_Directions for this task_
Would you transcribe all of the data exactly, down to the last character?

— Start —

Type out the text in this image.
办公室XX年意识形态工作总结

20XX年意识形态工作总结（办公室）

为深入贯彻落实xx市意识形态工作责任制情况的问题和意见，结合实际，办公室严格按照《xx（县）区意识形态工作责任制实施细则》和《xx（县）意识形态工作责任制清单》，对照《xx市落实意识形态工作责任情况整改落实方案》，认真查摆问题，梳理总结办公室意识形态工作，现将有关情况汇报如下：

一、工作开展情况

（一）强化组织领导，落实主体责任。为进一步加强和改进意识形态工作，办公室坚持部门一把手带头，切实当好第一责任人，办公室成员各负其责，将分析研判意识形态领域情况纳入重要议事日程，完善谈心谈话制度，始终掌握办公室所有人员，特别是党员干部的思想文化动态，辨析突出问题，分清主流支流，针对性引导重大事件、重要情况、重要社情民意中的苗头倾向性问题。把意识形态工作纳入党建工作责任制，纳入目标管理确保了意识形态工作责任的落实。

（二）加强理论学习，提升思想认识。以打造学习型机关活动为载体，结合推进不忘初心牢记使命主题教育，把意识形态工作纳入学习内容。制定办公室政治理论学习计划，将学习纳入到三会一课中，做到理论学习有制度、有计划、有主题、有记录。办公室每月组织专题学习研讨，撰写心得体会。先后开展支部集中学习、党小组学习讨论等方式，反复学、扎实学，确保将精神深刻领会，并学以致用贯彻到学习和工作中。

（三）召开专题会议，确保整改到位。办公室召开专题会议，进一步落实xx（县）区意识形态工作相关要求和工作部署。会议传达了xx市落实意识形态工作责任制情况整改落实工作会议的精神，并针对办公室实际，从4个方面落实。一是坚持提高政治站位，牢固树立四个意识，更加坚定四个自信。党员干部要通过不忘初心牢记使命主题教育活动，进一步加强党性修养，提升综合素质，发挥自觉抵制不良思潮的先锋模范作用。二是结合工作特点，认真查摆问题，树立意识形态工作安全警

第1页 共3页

— End —

_The reply_
Type out the text in this image.
办公室XX年意识形态工作总结

20XX年意识形态工作总结（办公室）

为深入贯彻落实xx市意识形态工作责任制情况的问题和意见，结合实际，办公室严格按照《xx（县）区意识形态工作责任制实施细则》和《xx（县）意识形态工作责任制清单》，对照《xx市落实意识形态工作责任情况整改落实方案》，认真查摆问题，梳理总结办公室意识形态工作，现将有关情况汇报如下：

一、工作开展情况

（一）强化组织领导，落实主体责任。为进一步加强和改进意识形态工作，办公室坚持部门一把手带头，切实当好第一责任人，办公室成员各负其责，将分析研判意识形态领域情况纳入重要议事日程，完善谈心谈话制度，始终掌握办公室所有人员，特别是党员干部的思想文化动态，辨析突出问题，分清主流支流，针对性引导重大事件、重要情况、重要社情民意中的苗头倾向性问题。把意识形态工作纳入党建工作责任制，纳入目标管理确保了意识形态工作责任的落实。

（二）加强理论学习，提升思想认识。以打造学习型机关活动为载体，结合推进不忘初心牢记使命主题教育，把意识形态工作纳入学习内容。制定办公室政治理论学习计划，将学习纳入到三会一课中，做到理论学习有制度、有计划、有主题、有记录。办公室每月组织专题学习研讨，撰写心得体会。先后开展支部集中学习、党小组学习讨论等方式，反复学、扎实学，确保将精神深刻领会，并学以致用贯彻到学习和工作中。

（三）召开专题会议，确保整改到位。办公室召开专题会议，进一步落实xx（县）区意识形态工作相关要求和工作部署。会议传达了xx市落实意识形态工作责任制情况整改落实工作会议的精神，并针对办公室实际，从4个方面落实。一是坚持提高政治站位，牢固树立四个意识，更加坚定四个自信。党员干部要通过不忘初心牢记使命主题教育活动，进一步加强党性修养，提升综合素质，发挥自觉抵制不良思潮的先锋模范作用。二是结合工作特点，认真查摆问题，树立意识形态工作安全警

第1页 共3页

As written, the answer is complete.